* Prompt
In the records below, find each line with the word "left" and copy it.

* Records for processing
—————
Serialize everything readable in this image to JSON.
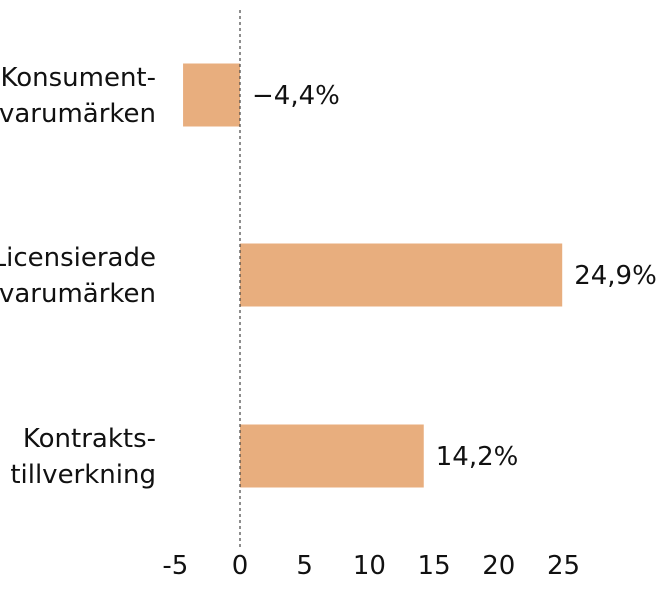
{
  "chart_data": {
    "type": "bar",
    "orientation": "horizontal",
    "categories": [
      [
        "Konsument-",
        "varumärken"
      ],
      [
        "Licensierade",
        "varumärken"
      ],
      [
        "Kontrakts-",
        "tillverkning"
      ]
    ],
    "values": [
      -4.4,
      24.9,
      14.2
    ],
    "value_labels": [
      "−4,4%",
      "24,9%",
      "14,2%"
    ],
    "xlim": [
      -5,
      25
    ],
    "xticks": [
      -5,
      0,
      5,
      10,
      15,
      20,
      25
    ],
    "xtick_labels": [
      "-5",
      "0",
      "5",
      "10",
      "15",
      "20",
      "25"
    ],
    "title": "",
    "xlabel": "",
    "ylabel": "",
    "grid": false,
    "zero_line": "dashed",
    "bar_color": "#E8AE7E"
  }
}
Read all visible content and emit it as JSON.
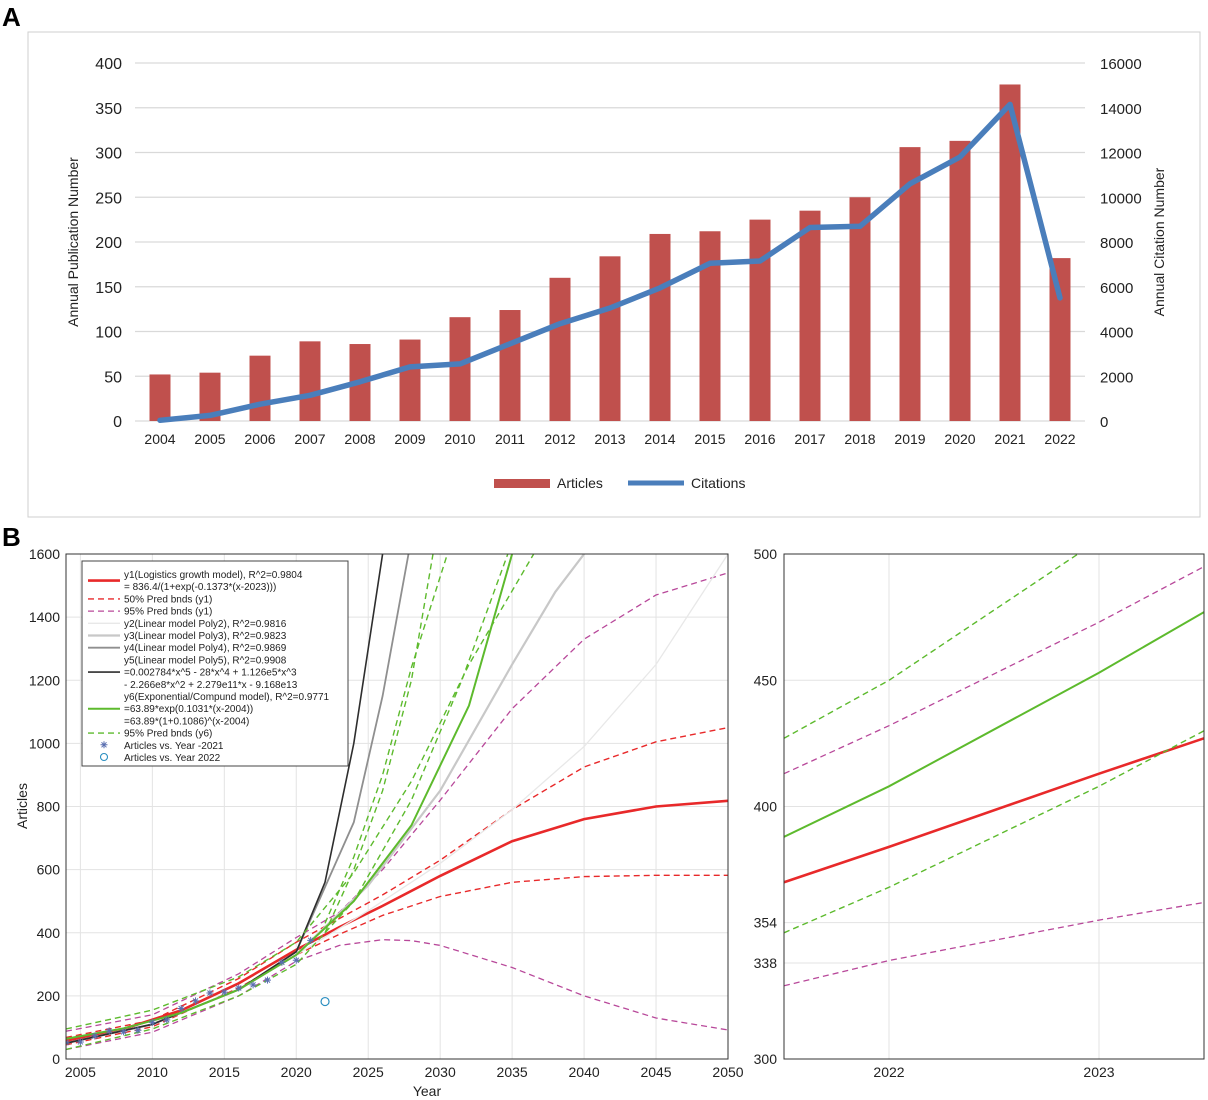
{
  "colors": {
    "articles": "#c0504d",
    "citations": "#4a7ebb",
    "red": "#e8292a",
    "magenta": "#b8489a",
    "green": "#5dba2d",
    "grid_light": "#d0d0d0",
    "light_gray": "#d4d4d4",
    "mid_gray": "#8f8f8f",
    "dark_gray": "#2e2e2e",
    "marker_blue": "#5a6fb0",
    "marker_cyan": "#2a8ec0"
  },
  "chart_data": [
    {
      "panel": "A",
      "type": "bar",
      "title": "",
      "xlabel": "",
      "ylabel": "Annual Publication Number",
      "y2label": "Annual Citation Number",
      "ylim": [
        0,
        400
      ],
      "yticks": [
        0,
        50,
        100,
        150,
        200,
        250,
        300,
        350,
        400
      ],
      "y2lim": [
        0,
        16000
      ],
      "y2ticks": [
        0,
        2000,
        4000,
        6000,
        8000,
        10000,
        12000,
        14000,
        16000
      ],
      "categories": [
        "2004",
        "2005",
        "2006",
        "2007",
        "2008",
        "2009",
        "2010",
        "2011",
        "2012",
        "2013",
        "2014",
        "2015",
        "2016",
        "2017",
        "2018",
        "2019",
        "2020",
        "2021",
        "2022"
      ],
      "series": [
        {
          "name": "Articles",
          "kind": "bar",
          "axis": "left",
          "values": [
            52,
            54,
            73,
            89,
            86,
            91,
            116,
            124,
            160,
            184,
            209,
            212,
            225,
            235,
            250,
            306,
            313,
            376,
            182
          ]
        },
        {
          "name": "Citations",
          "kind": "line",
          "axis": "right",
          "values": [
            30,
            250,
            750,
            1150,
            1750,
            2420,
            2550,
            3450,
            4350,
            5050,
            5950,
            7050,
            7150,
            8650,
            8700,
            10600,
            11800,
            14150,
            5500
          ]
        }
      ],
      "legend": {
        "position": "bottom",
        "entries": [
          "Articles",
          "Citations"
        ]
      },
      "grid": true
    },
    {
      "panel": "B-left",
      "type": "line",
      "xlabel": "Year",
      "ylabel": "Articles",
      "xlim": [
        2004,
        2050
      ],
      "xticks": [
        2005,
        2010,
        2015,
        2020,
        2025,
        2030,
        2035,
        2040,
        2045,
        2050
      ],
      "ylim": [
        0,
        1600
      ],
      "yticks": [
        0,
        200,
        400,
        600,
        800,
        1000,
        1200,
        1400,
        1600
      ],
      "grid": true,
      "legend": {
        "position": "top-left",
        "entries": [
          {
            "id": "y1",
            "style": "red-solid",
            "lines": [
              "y1(Logistics growth model), R^2=0.9804",
              "= 836.4/(1+exp(-0.1373*(x-2023)))"
            ]
          },
          {
            "id": "y1_50",
            "style": "red-dash",
            "lines": [
              "50% Pred bnds (y1)"
            ]
          },
          {
            "id": "y1_95",
            "style": "magenta-dash",
            "lines": [
              "95% Pred bnds (y1)"
            ]
          },
          {
            "id": "y2",
            "style": "lightgray-solid",
            "lines": [
              "y2(Linear model Poly2), R^2=0.9816"
            ]
          },
          {
            "id": "y3",
            "style": "gray-solid",
            "lines": [
              "y3(Linear model Poly3), R^2=0.9823"
            ]
          },
          {
            "id": "y4",
            "style": "midgray-solid",
            "lines": [
              "y4(Linear model Poly4), R^2=0.9869"
            ]
          },
          {
            "id": "y5",
            "style": "dark-solid",
            "lines": [
              "y5(Linear model Poly5), R^2=0.9908",
              "=0.002784*x^5 - 28*x^4 + 1.126e5*x^3",
              "- 2.266e8*x^2 + 2.279e11*x - 9.168e13"
            ]
          },
          {
            "id": "y6",
            "style": "green-solid",
            "lines": [
              "y6(Exponential/Compund model), R^2=0.9771",
              "=63.89*exp(0.1031*(x-2004))",
              "=63.89*(1+0.1086)^(x-2004)"
            ]
          },
          {
            "id": "y6_95",
            "style": "green-dash",
            "lines": [
              "95% Pred bnds (y6)"
            ]
          },
          {
            "id": "pts",
            "style": "star-marker",
            "lines": [
              "Articles vs. Year -2021"
            ]
          },
          {
            "id": "pt22",
            "style": "circle-marker",
            "lines": [
              "Articles vs. Year 2022"
            ]
          }
        ]
      },
      "curves": [
        {
          "id": "y1",
          "x": [
            2004,
            2008,
            2012,
            2016,
            2020,
            2023,
            2026,
            2030,
            2035,
            2040,
            2045,
            2050
          ],
          "y": [
            57,
            95,
            154,
            240,
            346,
            418,
            485,
            580,
            690,
            760,
            800,
            818
          ]
        },
        {
          "id": "y1_50_upper",
          "x": [
            2004,
            2010,
            2016,
            2020,
            2023,
            2026,
            2030,
            2035,
            2040,
            2045,
            2050
          ],
          "y": [
            68,
            123,
            255,
            370,
            445,
            520,
            630,
            790,
            925,
            1005,
            1050
          ]
        },
        {
          "id": "y1_50_lower",
          "x": [
            2004,
            2010,
            2016,
            2020,
            2023,
            2026,
            2030,
            2035,
            2040,
            2045,
            2050
          ],
          "y": [
            45,
            102,
            225,
            330,
            395,
            455,
            515,
            560,
            578,
            582,
            582
          ]
        },
        {
          "id": "y1_95_upper",
          "x": [
            2004,
            2010,
            2016,
            2020,
            2023,
            2026,
            2030,
            2035,
            2040,
            2045,
            2050
          ],
          "y": [
            88,
            140,
            270,
            385,
            465,
            600,
            820,
            1110,
            1330,
            1470,
            1540
          ]
        },
        {
          "id": "y1_95_lower",
          "x": [
            2004,
            2010,
            2016,
            2020,
            2023,
            2026,
            2028,
            2030,
            2035,
            2040,
            2045,
            2050
          ],
          "y": [
            30,
            85,
            200,
            310,
            360,
            378,
            375,
            360,
            290,
            200,
            130,
            92
          ]
        },
        {
          "id": "y2",
          "x": [
            2004,
            2010,
            2016,
            2020,
            2025,
            2030,
            2035,
            2040,
            2045,
            2050
          ],
          "y": [
            50,
            110,
            220,
            330,
            470,
            620,
            790,
            990,
            1250,
            1600
          ]
        },
        {
          "id": "y3",
          "x": [
            2004,
            2010,
            2016,
            2020,
            2025,
            2030,
            2035,
            2038,
            2040
          ],
          "y": [
            50,
            110,
            220,
            330,
            550,
            850,
            1250,
            1480,
            1600
          ]
        },
        {
          "id": "y4",
          "x": [
            2004,
            2010,
            2016,
            2020,
            2024,
            2026,
            2027.8
          ],
          "y": [
            50,
            110,
            220,
            340,
            750,
            1150,
            1600
          ]
        },
        {
          "id": "y5",
          "x": [
            2004,
            2010,
            2016,
            2020,
            2022,
            2024,
            2025,
            2026
          ],
          "y": [
            50,
            110,
            220,
            340,
            560,
            1000,
            1300,
            1600
          ]
        },
        {
          "id": "y6",
          "x": [
            2004,
            2008,
            2012,
            2016,
            2020,
            2024,
            2028,
            2032,
            2035
          ],
          "y": [
            64,
            97,
            146,
            220,
            330,
            500,
            740,
            1120,
            1600
          ]
        },
        {
          "id": "y6_95_a",
          "x": [
            2004,
            2010,
            2016,
            2020,
            2024,
            2028,
            2032,
            2036.5
          ],
          "y": [
            95,
            155,
            260,
            370,
            590,
            880,
            1250,
            1600
          ]
        },
        {
          "id": "y6_95_b",
          "x": [
            2004,
            2010,
            2016,
            2020,
            2024,
            2028,
            2031.5,
            2034.7
          ],
          "y": [
            30,
            95,
            200,
            300,
            500,
            820,
            1200,
            1600
          ]
        },
        {
          "id": "y6_95_c",
          "x": [
            2022,
            2024,
            2026,
            2028,
            2030.5
          ],
          "y": [
            430,
            640,
            900,
            1240,
            1600
          ]
        },
        {
          "id": "y6_95_d",
          "x": [
            2022,
            2024,
            2026,
            2028,
            2029.5
          ],
          "y": [
            400,
            600,
            850,
            1200,
            1600
          ]
        }
      ],
      "points_to_2021": {
        "x": [
          2004,
          2005,
          2006,
          2007,
          2008,
          2009,
          2010,
          2011,
          2012,
          2013,
          2014,
          2015,
          2016,
          2017,
          2018,
          2019,
          2020,
          2021
        ],
        "y": [
          52,
          54,
          73,
          89,
          86,
          91,
          116,
          124,
          160,
          184,
          209,
          212,
          225,
          235,
          250,
          306,
          313,
          376
        ]
      },
      "point_2022": {
        "x": 2022,
        "y": 182
      }
    },
    {
      "panel": "B-right",
      "type": "line",
      "xlim": [
        2021.5,
        2023.5
      ],
      "xticks": [
        2022,
        2023
      ],
      "ylim": [
        300,
        500
      ],
      "yticks": [
        300,
        338,
        354,
        400,
        450,
        500
      ],
      "grid": true,
      "curves": [
        {
          "id": "y6",
          "x": [
            2021.5,
            2022,
            2023,
            2023.5
          ],
          "y": [
            388,
            408,
            453,
            477
          ]
        },
        {
          "id": "y1",
          "x": [
            2021.5,
            2022,
            2023,
            2023.5
          ],
          "y": [
            370,
            384,
            413,
            427
          ]
        },
        {
          "id": "y6_95_upper",
          "x": [
            2021.5,
            2022,
            2022.9
          ],
          "y": [
            427,
            450,
            500
          ]
        },
        {
          "id": "y6_95_lower",
          "x": [
            2021.5,
            2022,
            2023,
            2023.5
          ],
          "y": [
            350,
            368,
            408,
            430
          ]
        },
        {
          "id": "y1_95_upper",
          "x": [
            2021.5,
            2022,
            2023,
            2023.5
          ],
          "y": [
            413,
            432,
            473,
            495
          ]
        },
        {
          "id": "y1_95_lower",
          "x": [
            2021.5,
            2022,
            2023,
            2023.5
          ],
          "y": [
            329,
            339,
            355,
            362
          ]
        }
      ]
    }
  ],
  "labels": {
    "panel_a": "A",
    "panel_b": "B"
  }
}
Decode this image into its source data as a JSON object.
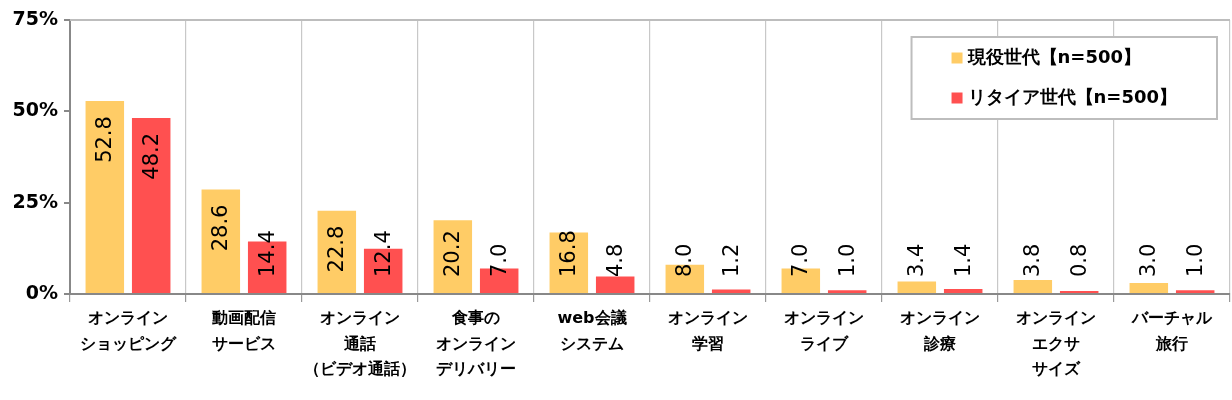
{
  "chart_data": {
    "type": "bar",
    "categories": [
      "オンラインショッピング",
      "動画配信サービス",
      "オンライン通話（ビデオ通話）",
      "食事のオンラインデリバリー",
      "web会議システム",
      "オンライン学習",
      "オンラインライブ",
      "オンライン診療",
      "オンラインエクササイズ",
      "バーチャル旅行"
    ],
    "series": [
      {
        "name": "現役世代【n=500】",
        "color": "#ffcc66",
        "values": [
          52.8,
          28.6,
          22.8,
          20.2,
          16.8,
          8.0,
          7.0,
          3.4,
          3.8,
          3.0
        ],
        "value_labels": [
          "52.8",
          "28.6",
          "22.8",
          "20.2",
          "16.8",
          "8.0",
          "7.0",
          "3.4",
          "3.8",
          "3.0"
        ]
      },
      {
        "name": "リタイア世代【n=500】",
        "color": "#ff5050",
        "values": [
          48.2,
          14.4,
          12.4,
          7.0,
          4.8,
          1.2,
          1.0,
          1.4,
          0.8,
          1.0
        ],
        "value_labels": [
          "48.2",
          "14.4",
          "12.4",
          "7.0",
          "4.8",
          "1.2",
          "1.0",
          "1.4",
          "0.8",
          "1.0"
        ]
      }
    ],
    "ylim": [
      0,
      75
    ],
    "yticks": [
      {
        "value": 0,
        "label": "0%"
      },
      {
        "value": 25,
        "label": "25%"
      },
      {
        "value": 50,
        "label": "50%"
      },
      {
        "value": 75,
        "label": "75%"
      }
    ],
    "grid": "x",
    "legend": "top right"
  }
}
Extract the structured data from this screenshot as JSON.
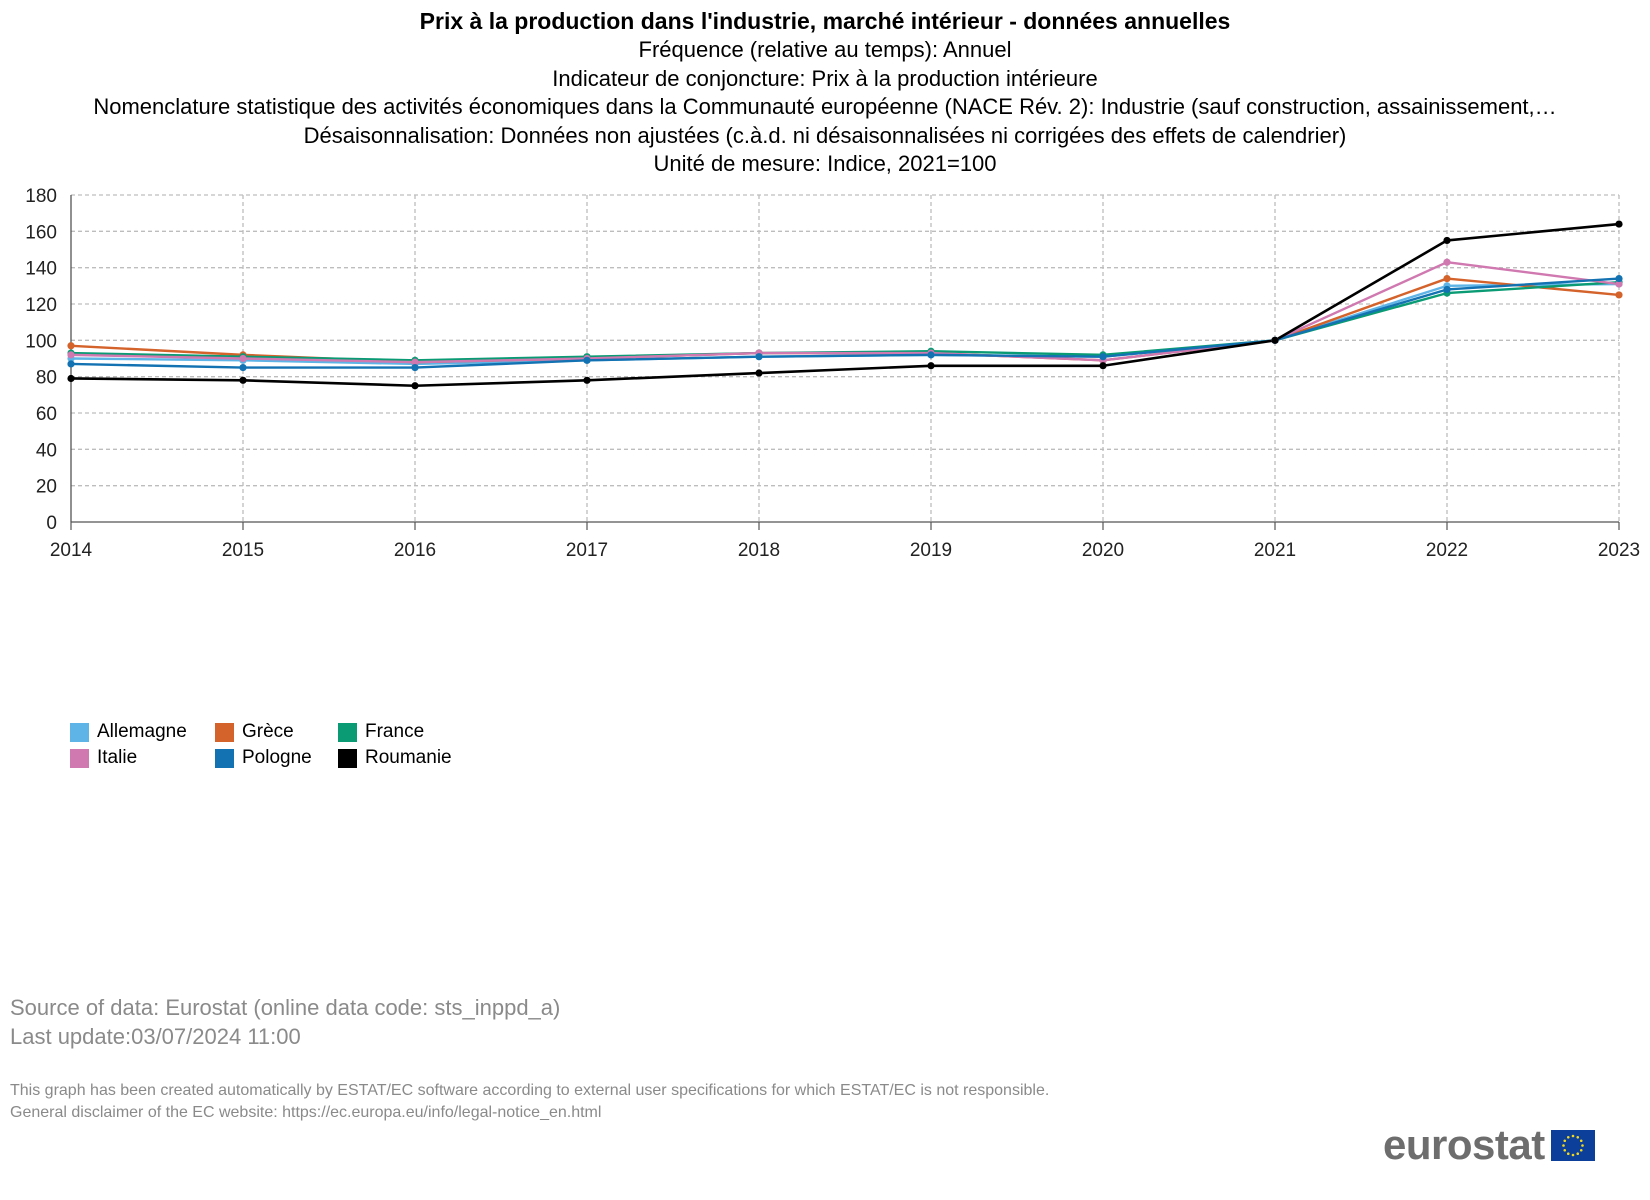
—————
* Task output
          "axis": "left",
      "panel": "B-left",
        "position": "top-left",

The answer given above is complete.